Recorded data:
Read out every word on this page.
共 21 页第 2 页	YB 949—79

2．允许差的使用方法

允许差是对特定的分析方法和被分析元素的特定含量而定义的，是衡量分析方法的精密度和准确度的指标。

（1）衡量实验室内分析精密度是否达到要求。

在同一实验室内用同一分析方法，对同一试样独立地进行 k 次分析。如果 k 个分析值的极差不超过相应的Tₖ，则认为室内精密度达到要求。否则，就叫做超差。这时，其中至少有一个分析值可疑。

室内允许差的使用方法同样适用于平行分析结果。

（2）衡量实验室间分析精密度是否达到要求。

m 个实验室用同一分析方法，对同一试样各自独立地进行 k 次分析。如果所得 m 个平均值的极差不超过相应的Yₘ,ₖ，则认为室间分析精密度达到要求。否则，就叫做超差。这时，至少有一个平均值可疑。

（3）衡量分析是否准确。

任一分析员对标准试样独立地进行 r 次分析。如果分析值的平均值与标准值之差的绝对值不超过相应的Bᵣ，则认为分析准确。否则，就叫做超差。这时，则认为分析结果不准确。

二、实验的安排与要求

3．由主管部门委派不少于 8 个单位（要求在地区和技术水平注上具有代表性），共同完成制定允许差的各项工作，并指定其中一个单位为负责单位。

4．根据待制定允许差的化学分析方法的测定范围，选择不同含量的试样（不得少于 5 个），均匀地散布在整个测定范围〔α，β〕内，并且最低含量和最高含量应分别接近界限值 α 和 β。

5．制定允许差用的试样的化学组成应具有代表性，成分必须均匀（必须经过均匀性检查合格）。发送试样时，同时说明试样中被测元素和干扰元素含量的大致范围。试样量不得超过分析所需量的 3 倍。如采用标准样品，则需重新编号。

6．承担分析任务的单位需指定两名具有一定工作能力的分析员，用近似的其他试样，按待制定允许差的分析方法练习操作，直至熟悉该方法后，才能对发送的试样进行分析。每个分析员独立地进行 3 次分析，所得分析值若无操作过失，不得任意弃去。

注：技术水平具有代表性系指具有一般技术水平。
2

What is being asked =
Write out all the records above again, exactly as they stand.

Output for this task =
Read out every word on this page.
共 21 页第 2 页	YB 949—79

2．允许差的使用方法

允许差是对特定的分析方法和被分析元素的特定含量而定义的，是衡量分析方法的精密度和准确度的指标。

（1）衡量实验室内分析精密度是否达到要求。

在同一实验室内用同一分析方法，对同一试样独立地进行 k 次分析。如果 k 个分析值的极差不超过相应的Tₖ，则认为室内精密度达到要求。否则，就叫做超差。这时，其中至少有一个分析值可疑。

室内允许差的使用方法同样适用于平行分析结果。

（2）衡量实验室间分析精密度是否达到要求。

m 个实验室用同一分析方法，对同一试样各自独立地进行 k 次分析。如果所得 m 个平均值的极差不超过相应的Yₘ,ₖ，则认为室间分析精密度达到要求。否则，就叫做超差。这时，至少有一个平均值可疑。

（3）衡量分析是否准确。

任一分析员对标准试样独立地进行 r 次分析。如果分析值的平均值与标准值之差的绝对值不超过相应的Bᵣ，则认为分析准确。否则，就叫做超差。这时，则认为分析结果不准确。

二、实验的安排与要求

3．由主管部门委派不少于 8 个单位（要求在地区和技术水平注上具有代表性），共同完成制定允许差的各项工作，并指定其中一个单位为负责单位。

4．根据待制定允许差的化学分析方法的测定范围，选择不同含量的试样（不得少于 5 个），均匀地散布在整个测定范围〔α，β〕内，并且最低含量和最高含量应分别接近界限值 α 和 β。

5．制定允许差用的试样的化学组成应具有代表性，成分必须均匀（必须经过均匀性检查合格）。发送试样时，同时说明试样中被测元素和干扰元素含量的大致范围。试样量不得超过分析所需量的 3 倍。如采用标准样品，则需重新编号。

6．承担分析任务的单位需指定两名具有一定工作能力的分析员，用近似的其他试样，按待制定允许差的分析方法练习操作，直至熟悉该方法后，才能对发送的试样进行分析。每个分析员独立地进行 3 次分析，所得分析值若无操作过失，不得任意弃去。

注：技术水平具有代表性系指具有一般技术水平。
2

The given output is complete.